What to produce | Repeat every record below exactly, but leave out any pictures.

Data lines |
"""
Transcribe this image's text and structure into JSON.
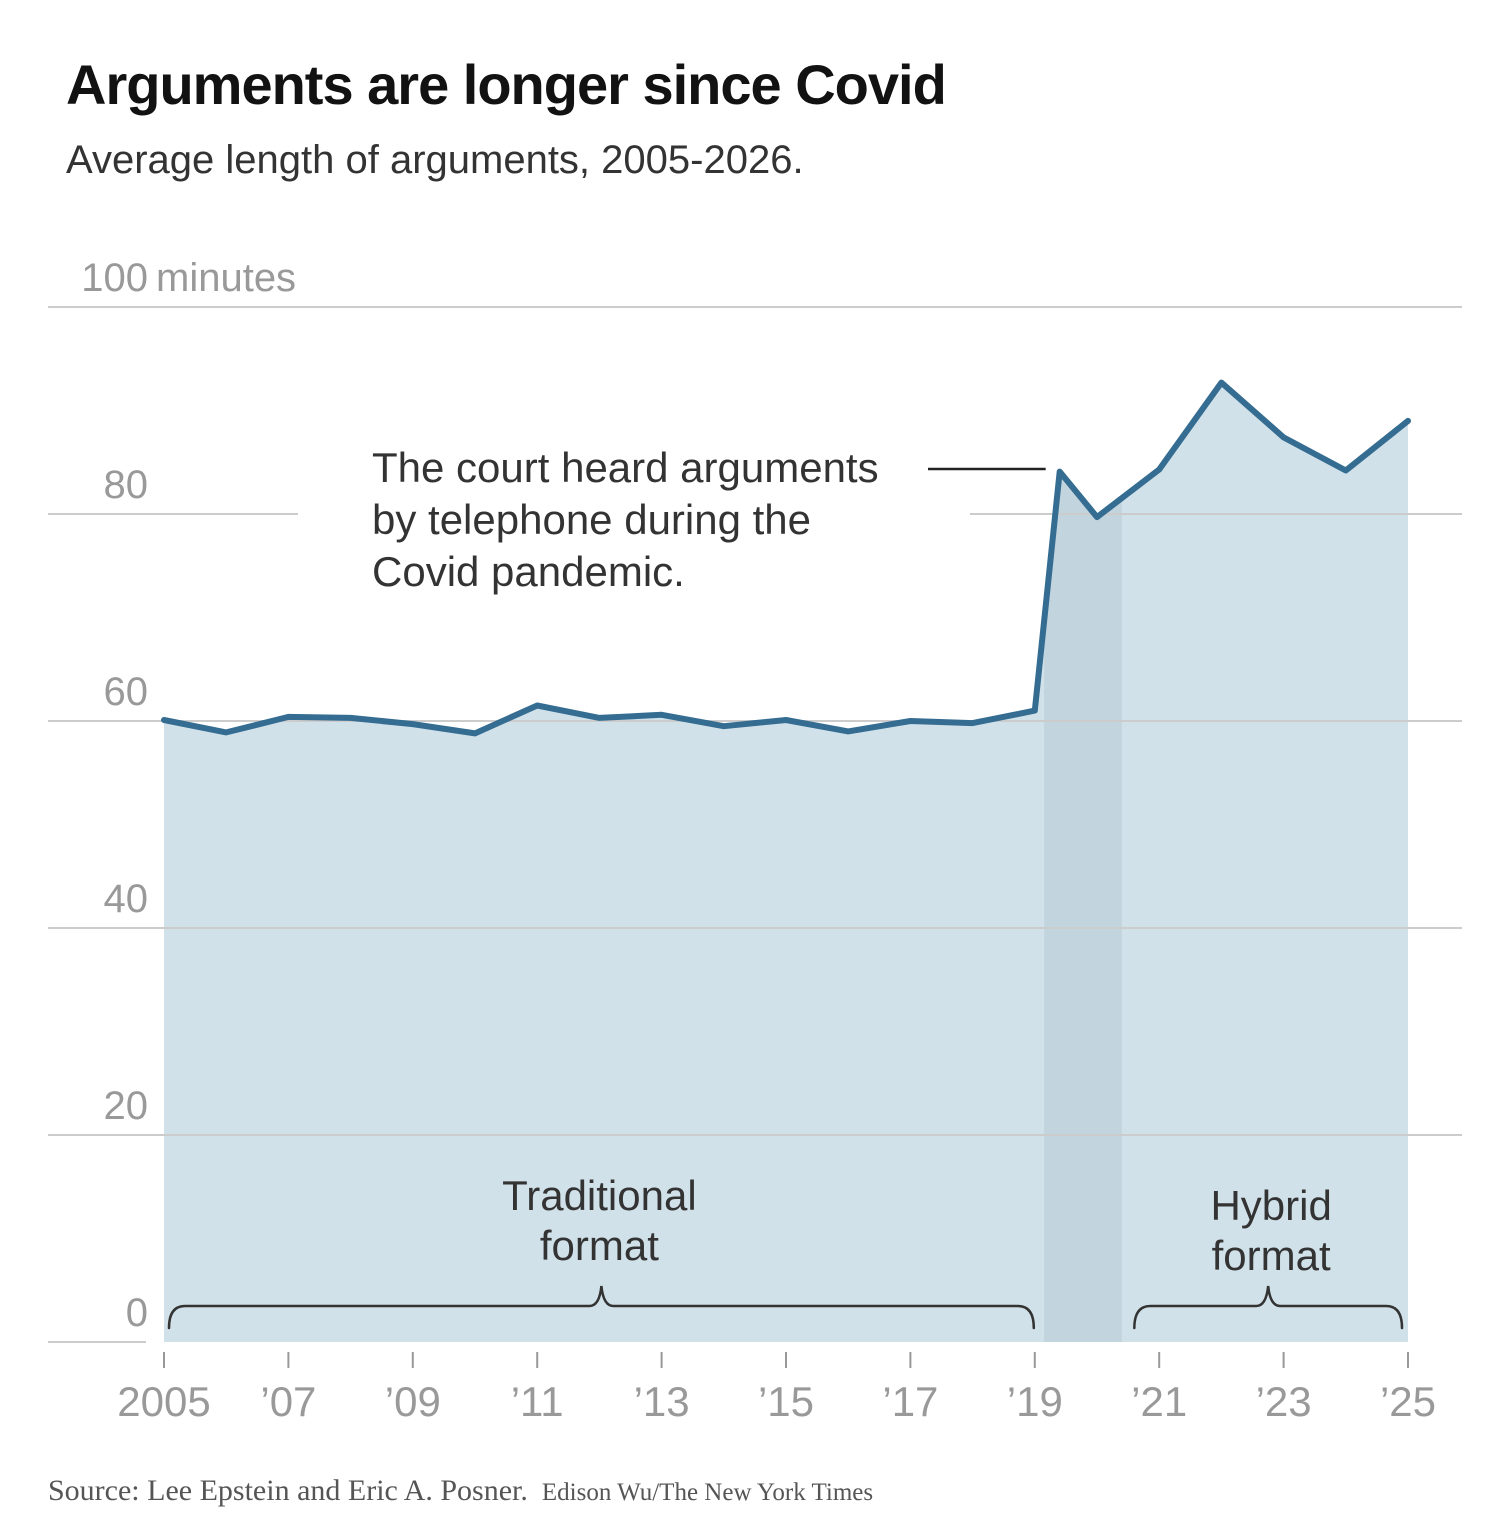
{
  "title": "Arguments are longer since Covid",
  "subtitle": "Average length of arguments, 2005-2026.",
  "source": "Source: Lee Epstein and Eric A. Posner.",
  "credit": "Edison Wu/The New York Times",
  "colors": {
    "line": "#346c92",
    "area": "#d1e1e9",
    "covid_band": "#c2d4dd",
    "grid": "#cccccc",
    "axis_text": "#999999",
    "annotation_text": "#333333"
  },
  "chart_data": {
    "type": "area",
    "x": [
      2005,
      2006,
      2007,
      2008,
      2009,
      2010,
      2011,
      2012,
      2013,
      2014,
      2015,
      2016,
      2017,
      2018,
      2019,
      2019.4,
      2020,
      2021,
      2022,
      2023,
      2024,
      2025
    ],
    "values": [
      60.1,
      58.9,
      60.4,
      60.3,
      59.7,
      58.8,
      61.5,
      60.3,
      60.6,
      59.5,
      60.1,
      59.0,
      60.0,
      59.8,
      61.0,
      84.1,
      79.7,
      84.3,
      92.7,
      87.4,
      84.2,
      89.0
    ],
    "ylim": [
      0,
      100
    ],
    "xlim": [
      2005,
      2025
    ],
    "y_ticks": [
      {
        "value": 0,
        "label": "0"
      },
      {
        "value": 20,
        "label": "20"
      },
      {
        "value": 40,
        "label": "40"
      },
      {
        "value": 60,
        "label": "60"
      },
      {
        "value": 80,
        "label": "80"
      },
      {
        "value": 100,
        "label": "100"
      }
    ],
    "y_unit": "minutes",
    "x_ticks": [
      {
        "value": 2005,
        "label": "2005"
      },
      {
        "value": 2007,
        "label": "’07"
      },
      {
        "value": 2009,
        "label": "’09"
      },
      {
        "value": 2011,
        "label": "’11"
      },
      {
        "value": 2013,
        "label": "’13"
      },
      {
        "value": 2015,
        "label": "’15"
      },
      {
        "value": 2017,
        "label": "’17"
      },
      {
        "value": 2019,
        "label": "’19"
      },
      {
        "value": 2021,
        "label": "’21"
      },
      {
        "value": 2023,
        "label": "’23"
      },
      {
        "value": 2025,
        "label": "’25"
      }
    ],
    "covid_band": [
      2019.15,
      2020.4
    ],
    "grid": true,
    "annotations": {
      "covid": {
        "lines": [
          "The court heard arguments",
          "by telephone during the",
          "Covid pandemic."
        ],
        "x": 2019.4,
        "y": 84.1
      },
      "traditional": {
        "lines": [
          "Traditional",
          "format"
        ],
        "range": [
          2005,
          2019
        ]
      },
      "hybrid": {
        "lines": [
          "Hybrid",
          "format"
        ],
        "range": [
          2020.6,
          2025
        ]
      }
    }
  }
}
"""
Correct response |
Transcribe this image's text and structure into JSON.
{
  "title": "Arguments are longer since Covid",
  "subtitle": "Average length of arguments, 2005-2026.",
  "source": "Source: Lee Epstein and Eric A. Posner.",
  "credit": "Edison Wu/The New York Times",
  "colors": {
    "line": "#346c92",
    "area": "#d1e1e9",
    "covid_band": "#c2d4dd",
    "grid": "#cccccc",
    "axis_text": "#999999",
    "annotation_text": "#333333"
  },
  "chart_data": {
    "type": "area",
    "x": [
      2005,
      2006,
      2007,
      2008,
      2009,
      2010,
      2011,
      2012,
      2013,
      2014,
      2015,
      2016,
      2017,
      2018,
      2019,
      2019.4,
      2020,
      2021,
      2022,
      2023,
      2024,
      2025
    ],
    "values": [
      60.1,
      58.9,
      60.4,
      60.3,
      59.7,
      58.8,
      61.5,
      60.3,
      60.6,
      59.5,
      60.1,
      59.0,
      60.0,
      59.8,
      61.0,
      84.1,
      79.7,
      84.3,
      92.7,
      87.4,
      84.2,
      89.0
    ],
    "ylim": [
      0,
      100
    ],
    "xlim": [
      2005,
      2025
    ],
    "y_ticks": [
      {
        "value": 0,
        "label": "0"
      },
      {
        "value": 20,
        "label": "20"
      },
      {
        "value": 40,
        "label": "40"
      },
      {
        "value": 60,
        "label": "60"
      },
      {
        "value": 80,
        "label": "80"
      },
      {
        "value": 100,
        "label": "100"
      }
    ],
    "y_unit": "minutes",
    "x_ticks": [
      {
        "value": 2005,
        "label": "2005"
      },
      {
        "value": 2007,
        "label": "’07"
      },
      {
        "value": 2009,
        "label": "’09"
      },
      {
        "value": 2011,
        "label": "’11"
      },
      {
        "value": 2013,
        "label": "’13"
      },
      {
        "value": 2015,
        "label": "’15"
      },
      {
        "value": 2017,
        "label": "’17"
      },
      {
        "value": 2019,
        "label": "’19"
      },
      {
        "value": 2021,
        "label": "’21"
      },
      {
        "value": 2023,
        "label": "’23"
      },
      {
        "value": 2025,
        "label": "’25"
      }
    ],
    "covid_band": [
      2019.15,
      2020.4
    ],
    "grid": true,
    "annotations": {
      "covid": {
        "lines": [
          "The court heard arguments",
          "by telephone during the",
          "Covid pandemic."
        ],
        "x": 2019.4,
        "y": 84.1
      },
      "traditional": {
        "lines": [
          "Traditional",
          "format"
        ],
        "range": [
          2005,
          2019
        ]
      },
      "hybrid": {
        "lines": [
          "Hybrid",
          "format"
        ],
        "range": [
          2020.6,
          2025
        ]
      }
    }
  }
}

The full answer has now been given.